> **OBJECTIVE**
Write out the entire listing below exactly as it appears, minus any pictures.

> **DATA FOR PROCESSING**
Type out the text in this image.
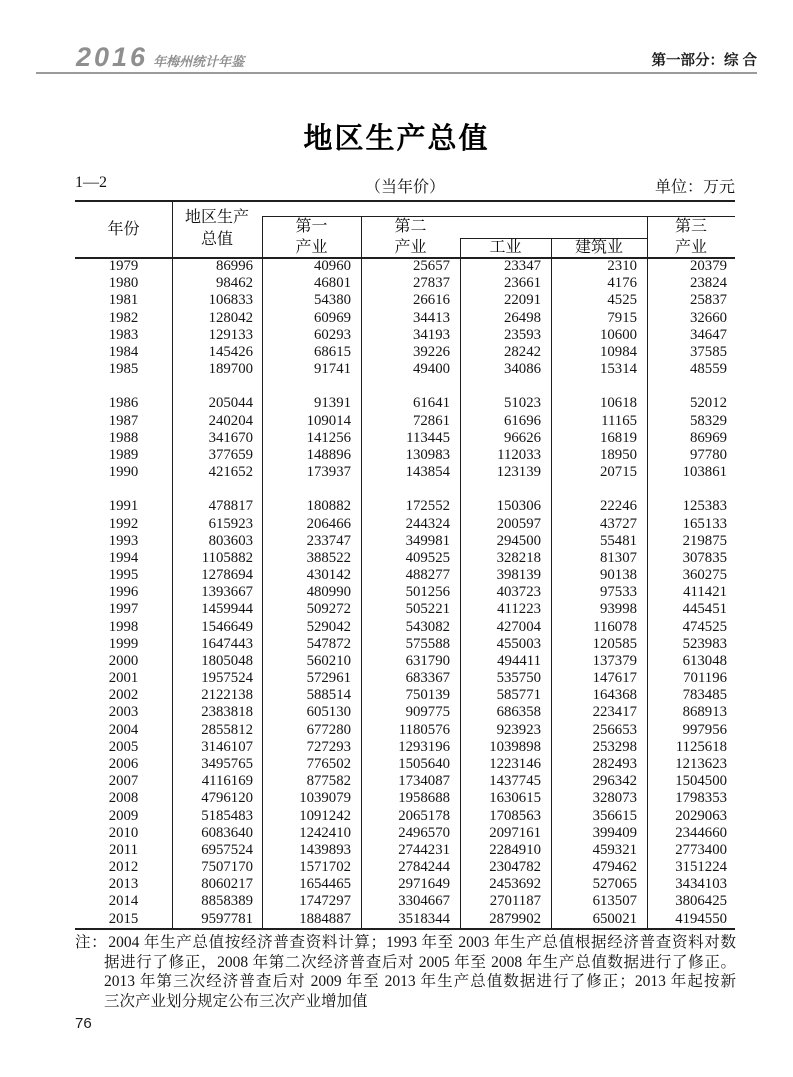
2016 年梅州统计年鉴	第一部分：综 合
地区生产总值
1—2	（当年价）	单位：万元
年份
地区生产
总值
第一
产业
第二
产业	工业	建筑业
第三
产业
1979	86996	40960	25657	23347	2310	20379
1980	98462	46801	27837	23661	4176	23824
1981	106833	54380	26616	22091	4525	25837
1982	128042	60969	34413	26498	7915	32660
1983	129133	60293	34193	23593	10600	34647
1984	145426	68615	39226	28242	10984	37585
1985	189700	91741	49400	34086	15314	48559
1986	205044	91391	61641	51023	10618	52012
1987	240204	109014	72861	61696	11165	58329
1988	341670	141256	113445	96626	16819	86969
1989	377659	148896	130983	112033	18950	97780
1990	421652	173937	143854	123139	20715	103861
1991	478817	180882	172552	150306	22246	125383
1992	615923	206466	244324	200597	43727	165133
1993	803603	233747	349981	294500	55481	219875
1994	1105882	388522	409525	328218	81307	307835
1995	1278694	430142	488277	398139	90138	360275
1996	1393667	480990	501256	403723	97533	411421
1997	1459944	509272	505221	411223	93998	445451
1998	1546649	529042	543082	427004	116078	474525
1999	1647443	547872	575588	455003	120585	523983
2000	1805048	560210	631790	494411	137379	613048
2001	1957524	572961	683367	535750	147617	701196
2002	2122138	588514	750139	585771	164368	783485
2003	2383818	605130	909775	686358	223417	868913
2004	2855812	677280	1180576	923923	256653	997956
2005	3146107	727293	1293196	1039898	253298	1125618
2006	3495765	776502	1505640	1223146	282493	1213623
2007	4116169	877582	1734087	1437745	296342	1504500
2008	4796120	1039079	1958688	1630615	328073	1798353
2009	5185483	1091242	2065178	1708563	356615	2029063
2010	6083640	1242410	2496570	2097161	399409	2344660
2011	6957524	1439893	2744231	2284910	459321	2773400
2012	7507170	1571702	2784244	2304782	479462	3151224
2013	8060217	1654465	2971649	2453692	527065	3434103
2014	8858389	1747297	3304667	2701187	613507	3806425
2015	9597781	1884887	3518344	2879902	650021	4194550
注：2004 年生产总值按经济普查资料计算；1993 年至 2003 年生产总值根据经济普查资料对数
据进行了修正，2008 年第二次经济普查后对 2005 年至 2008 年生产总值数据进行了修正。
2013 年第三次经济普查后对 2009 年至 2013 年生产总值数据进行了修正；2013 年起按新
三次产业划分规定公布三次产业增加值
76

> **SOLUTION TO THIS TASK**
Type out the text in this image.
2016 年梅州统计年鉴	第一部分：综 合
地区生产总值
1—2	（当年价）	单位：万元
年份
地区生产
总值
第一
产业
第二
产业	工业	建筑业
第三
产业
1979	86996	40960	25657	23347	2310	20379
1980	98462	46801	27837	23661	4176	23824
1981	106833	54380	26616	22091	4525	25837
1982	128042	60969	34413	26498	7915	32660
1983	129133	60293	34193	23593	10600	34647
1984	145426	68615	39226	28242	10984	37585
1985	189700	91741	49400	34086	15314	48559
1986	205044	91391	61641	51023	10618	52012
1987	240204	109014	72861	61696	11165	58329
1988	341670	141256	113445	96626	16819	86969
1989	377659	148896	130983	112033	18950	97780
1990	421652	173937	143854	123139	20715	103861
1991	478817	180882	172552	150306	22246	125383
1992	615923	206466	244324	200597	43727	165133
1993	803603	233747	349981	294500	55481	219875
1994	1105882	388522	409525	328218	81307	307835
1995	1278694	430142	488277	398139	90138	360275
1996	1393667	480990	501256	403723	97533	411421
1997	1459944	509272	505221	411223	93998	445451
1998	1546649	529042	543082	427004	116078	474525
1999	1647443	547872	575588	455003	120585	523983
2000	1805048	560210	631790	494411	137379	613048
2001	1957524	572961	683367	535750	147617	701196
2002	2122138	588514	750139	585771	164368	783485
2003	2383818	605130	909775	686358	223417	868913
2004	2855812	677280	1180576	923923	256653	997956
2005	3146107	727293	1293196	1039898	253298	1125618
2006	3495765	776502	1505640	1223146	282493	1213623
2007	4116169	877582	1734087	1437745	296342	1504500
2008	4796120	1039079	1958688	1630615	328073	1798353
2009	5185483	1091242	2065178	1708563	356615	2029063
2010	6083640	1242410	2496570	2097161	399409	2344660
2011	6957524	1439893	2744231	2284910	459321	2773400
2012	7507170	1571702	2784244	2304782	479462	3151224
2013	8060217	1654465	2971649	2453692	527065	3434103
2014	8858389	1747297	3304667	2701187	613507	3806425
2015	9597781	1884887	3518344	2879902	650021	4194550
注：2004 年生产总值按经济普查资料计算；1993 年至 2003 年生产总值根据经济普查资料对数
据进行了修正，2008 年第二次经济普查后对 2005 年至 2008 年生产总值数据进行了修正。
2013 年第三次经济普查后对 2009 年至 2013 年生产总值数据进行了修正；2013 年起按新
三次产业划分规定公布三次产业增加值
76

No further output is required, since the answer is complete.